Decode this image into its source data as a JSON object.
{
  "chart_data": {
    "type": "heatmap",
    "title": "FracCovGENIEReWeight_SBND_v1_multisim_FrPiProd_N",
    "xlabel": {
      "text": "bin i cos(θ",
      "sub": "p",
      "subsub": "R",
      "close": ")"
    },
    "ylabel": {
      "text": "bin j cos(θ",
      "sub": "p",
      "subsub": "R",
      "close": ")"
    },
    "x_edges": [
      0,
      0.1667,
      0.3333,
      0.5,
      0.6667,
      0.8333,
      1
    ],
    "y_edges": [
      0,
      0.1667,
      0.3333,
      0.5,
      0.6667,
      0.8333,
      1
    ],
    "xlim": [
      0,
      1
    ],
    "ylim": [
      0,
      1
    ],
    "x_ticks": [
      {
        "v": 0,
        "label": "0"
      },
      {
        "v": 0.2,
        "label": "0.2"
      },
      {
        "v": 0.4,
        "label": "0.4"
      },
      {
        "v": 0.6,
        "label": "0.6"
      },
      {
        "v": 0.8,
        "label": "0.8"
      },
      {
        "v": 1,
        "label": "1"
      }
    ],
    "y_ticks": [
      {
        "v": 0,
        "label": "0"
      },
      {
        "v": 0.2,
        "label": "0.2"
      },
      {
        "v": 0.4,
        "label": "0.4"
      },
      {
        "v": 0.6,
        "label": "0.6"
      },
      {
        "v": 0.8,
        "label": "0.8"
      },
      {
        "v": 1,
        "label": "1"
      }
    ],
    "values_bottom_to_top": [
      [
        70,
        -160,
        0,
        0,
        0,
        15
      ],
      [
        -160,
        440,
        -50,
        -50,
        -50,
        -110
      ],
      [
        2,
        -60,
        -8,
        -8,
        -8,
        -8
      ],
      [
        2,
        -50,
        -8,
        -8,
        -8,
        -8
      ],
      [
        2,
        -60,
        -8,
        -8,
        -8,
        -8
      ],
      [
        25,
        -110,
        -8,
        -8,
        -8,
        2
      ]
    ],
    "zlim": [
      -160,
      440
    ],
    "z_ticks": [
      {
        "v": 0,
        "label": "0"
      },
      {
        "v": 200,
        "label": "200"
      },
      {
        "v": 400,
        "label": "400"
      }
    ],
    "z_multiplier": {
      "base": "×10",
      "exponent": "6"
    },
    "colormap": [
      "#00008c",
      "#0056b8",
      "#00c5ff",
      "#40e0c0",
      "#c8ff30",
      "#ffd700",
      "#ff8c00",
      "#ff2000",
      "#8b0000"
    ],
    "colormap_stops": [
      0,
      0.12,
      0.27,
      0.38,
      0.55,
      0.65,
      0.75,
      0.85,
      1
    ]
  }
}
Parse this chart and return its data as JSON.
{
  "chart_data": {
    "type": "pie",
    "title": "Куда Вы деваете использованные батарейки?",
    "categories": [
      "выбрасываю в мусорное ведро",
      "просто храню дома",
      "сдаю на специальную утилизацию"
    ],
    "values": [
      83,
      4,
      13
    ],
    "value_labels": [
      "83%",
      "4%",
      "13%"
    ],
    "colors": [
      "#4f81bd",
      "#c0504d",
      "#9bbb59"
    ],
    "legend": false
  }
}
============
**SET TASK:** Give the lines exactly as they stand, from the line with "Parse this chart and return its data as JSON." through the end of the material.

**SOLUTION:**
Parse this chart and return its data as JSON.
{
  "chart_data": {
    "type": "pie",
    "title": "Куда Вы деваете использованные батарейки?",
    "categories": [
      "выбрасываю в мусорное ведро",
      "просто храню дома",
      "сдаю на специальную утилизацию"
    ],
    "values": [
      83,
      4,
      13
    ],
    "value_labels": [
      "83%",
      "4%",
      "13%"
    ],
    "colors": [
      "#4f81bd",
      "#c0504d",
      "#9bbb59"
    ],
    "legend": false
  }
}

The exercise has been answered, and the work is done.